WHAT TO PRODUCE: Pull out every line with the word "Output".

(Records from a dataset)
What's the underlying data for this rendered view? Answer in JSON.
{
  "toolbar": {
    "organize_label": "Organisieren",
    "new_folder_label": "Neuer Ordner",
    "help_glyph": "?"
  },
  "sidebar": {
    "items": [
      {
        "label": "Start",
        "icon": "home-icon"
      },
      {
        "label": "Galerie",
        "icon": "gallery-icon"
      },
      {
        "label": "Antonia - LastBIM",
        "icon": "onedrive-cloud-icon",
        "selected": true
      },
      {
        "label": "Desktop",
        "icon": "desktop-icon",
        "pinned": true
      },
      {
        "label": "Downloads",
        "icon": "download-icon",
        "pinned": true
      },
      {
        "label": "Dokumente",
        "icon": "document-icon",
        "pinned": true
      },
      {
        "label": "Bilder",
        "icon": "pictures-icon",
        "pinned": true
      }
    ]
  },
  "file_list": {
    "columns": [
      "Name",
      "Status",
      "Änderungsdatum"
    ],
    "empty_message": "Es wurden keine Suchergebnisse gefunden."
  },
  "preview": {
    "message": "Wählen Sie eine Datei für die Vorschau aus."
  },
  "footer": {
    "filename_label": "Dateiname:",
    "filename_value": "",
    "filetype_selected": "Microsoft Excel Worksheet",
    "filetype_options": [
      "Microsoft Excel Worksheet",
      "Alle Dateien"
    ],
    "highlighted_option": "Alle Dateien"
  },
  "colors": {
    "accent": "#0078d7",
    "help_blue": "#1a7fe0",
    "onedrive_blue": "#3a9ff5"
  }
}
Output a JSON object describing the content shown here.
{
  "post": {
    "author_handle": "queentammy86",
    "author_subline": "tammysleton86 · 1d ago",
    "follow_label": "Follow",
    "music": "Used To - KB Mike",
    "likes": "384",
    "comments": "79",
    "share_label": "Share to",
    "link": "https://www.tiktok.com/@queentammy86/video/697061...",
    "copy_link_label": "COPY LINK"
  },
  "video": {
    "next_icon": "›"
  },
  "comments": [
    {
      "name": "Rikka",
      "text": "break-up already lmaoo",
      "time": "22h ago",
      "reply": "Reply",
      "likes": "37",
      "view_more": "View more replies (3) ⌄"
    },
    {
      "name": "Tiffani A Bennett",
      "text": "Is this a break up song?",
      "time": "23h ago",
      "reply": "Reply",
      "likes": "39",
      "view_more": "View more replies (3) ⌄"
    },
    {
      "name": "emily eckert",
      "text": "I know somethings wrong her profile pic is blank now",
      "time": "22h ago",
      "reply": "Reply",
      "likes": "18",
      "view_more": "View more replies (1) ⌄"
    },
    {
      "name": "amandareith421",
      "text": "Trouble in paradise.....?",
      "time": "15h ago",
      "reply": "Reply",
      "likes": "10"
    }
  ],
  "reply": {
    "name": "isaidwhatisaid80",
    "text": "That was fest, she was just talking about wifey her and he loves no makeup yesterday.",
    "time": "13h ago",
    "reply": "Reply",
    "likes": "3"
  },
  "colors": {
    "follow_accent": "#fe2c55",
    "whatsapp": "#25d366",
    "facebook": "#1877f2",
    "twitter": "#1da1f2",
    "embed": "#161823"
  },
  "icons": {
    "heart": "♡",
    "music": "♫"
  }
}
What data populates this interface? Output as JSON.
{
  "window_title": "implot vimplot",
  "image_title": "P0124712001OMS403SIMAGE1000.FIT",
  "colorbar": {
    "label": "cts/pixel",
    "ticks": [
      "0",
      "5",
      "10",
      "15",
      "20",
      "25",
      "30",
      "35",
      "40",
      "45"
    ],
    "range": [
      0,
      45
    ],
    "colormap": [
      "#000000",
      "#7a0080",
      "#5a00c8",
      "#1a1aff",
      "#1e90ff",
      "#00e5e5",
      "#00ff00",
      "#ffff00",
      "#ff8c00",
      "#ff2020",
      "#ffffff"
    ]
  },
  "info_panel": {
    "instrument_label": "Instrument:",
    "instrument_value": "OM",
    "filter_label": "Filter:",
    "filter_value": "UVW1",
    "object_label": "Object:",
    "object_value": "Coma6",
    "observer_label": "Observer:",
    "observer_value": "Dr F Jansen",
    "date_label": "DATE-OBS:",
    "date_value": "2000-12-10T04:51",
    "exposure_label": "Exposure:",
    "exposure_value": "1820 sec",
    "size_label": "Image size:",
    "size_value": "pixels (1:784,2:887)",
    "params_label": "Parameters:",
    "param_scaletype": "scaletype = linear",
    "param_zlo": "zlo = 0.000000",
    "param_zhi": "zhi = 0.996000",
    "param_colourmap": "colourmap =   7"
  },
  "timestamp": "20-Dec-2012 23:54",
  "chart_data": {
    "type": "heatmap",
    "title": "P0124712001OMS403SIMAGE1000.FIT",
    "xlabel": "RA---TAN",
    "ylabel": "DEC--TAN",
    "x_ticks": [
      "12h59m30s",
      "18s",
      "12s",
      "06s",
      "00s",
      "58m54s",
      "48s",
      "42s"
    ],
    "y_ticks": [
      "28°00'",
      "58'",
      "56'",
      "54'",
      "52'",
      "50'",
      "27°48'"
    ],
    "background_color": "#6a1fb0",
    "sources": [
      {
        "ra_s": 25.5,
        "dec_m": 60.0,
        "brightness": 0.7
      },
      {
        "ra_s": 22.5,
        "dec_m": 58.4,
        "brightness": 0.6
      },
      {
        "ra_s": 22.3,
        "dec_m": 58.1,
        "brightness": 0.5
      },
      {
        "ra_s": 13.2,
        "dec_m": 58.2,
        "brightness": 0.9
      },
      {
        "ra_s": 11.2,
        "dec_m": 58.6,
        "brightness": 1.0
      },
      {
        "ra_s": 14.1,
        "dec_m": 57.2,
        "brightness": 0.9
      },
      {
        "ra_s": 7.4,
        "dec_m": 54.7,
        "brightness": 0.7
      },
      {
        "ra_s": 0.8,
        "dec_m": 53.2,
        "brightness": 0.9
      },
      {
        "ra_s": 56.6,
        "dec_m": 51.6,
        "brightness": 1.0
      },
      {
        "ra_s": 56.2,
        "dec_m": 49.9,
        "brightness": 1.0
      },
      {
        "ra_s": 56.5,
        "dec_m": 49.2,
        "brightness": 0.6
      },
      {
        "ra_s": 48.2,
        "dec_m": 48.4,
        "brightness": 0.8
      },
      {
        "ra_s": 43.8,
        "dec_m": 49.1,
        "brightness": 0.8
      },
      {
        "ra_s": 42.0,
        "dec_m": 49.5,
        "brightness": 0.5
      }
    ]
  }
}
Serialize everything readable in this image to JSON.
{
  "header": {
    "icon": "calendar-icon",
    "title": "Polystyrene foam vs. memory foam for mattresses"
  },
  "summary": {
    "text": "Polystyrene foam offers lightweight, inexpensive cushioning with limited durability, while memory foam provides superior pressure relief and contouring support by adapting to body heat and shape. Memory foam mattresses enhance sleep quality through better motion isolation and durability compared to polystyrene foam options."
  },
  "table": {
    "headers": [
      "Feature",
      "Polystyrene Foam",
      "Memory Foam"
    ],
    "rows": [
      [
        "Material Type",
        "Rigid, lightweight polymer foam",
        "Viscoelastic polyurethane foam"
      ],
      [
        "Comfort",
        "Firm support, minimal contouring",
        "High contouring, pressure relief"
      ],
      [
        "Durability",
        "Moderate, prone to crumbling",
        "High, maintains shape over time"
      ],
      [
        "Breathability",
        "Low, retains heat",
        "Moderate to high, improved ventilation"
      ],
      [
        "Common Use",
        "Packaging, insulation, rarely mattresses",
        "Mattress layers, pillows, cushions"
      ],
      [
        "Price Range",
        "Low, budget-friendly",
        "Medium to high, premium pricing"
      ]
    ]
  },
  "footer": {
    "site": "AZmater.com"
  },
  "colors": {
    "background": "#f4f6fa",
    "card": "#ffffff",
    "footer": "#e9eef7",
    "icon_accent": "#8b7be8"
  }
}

TASK RESPONSE:
Output a JSON object describing the content shown here.
What data populates this interface? Output as JSON.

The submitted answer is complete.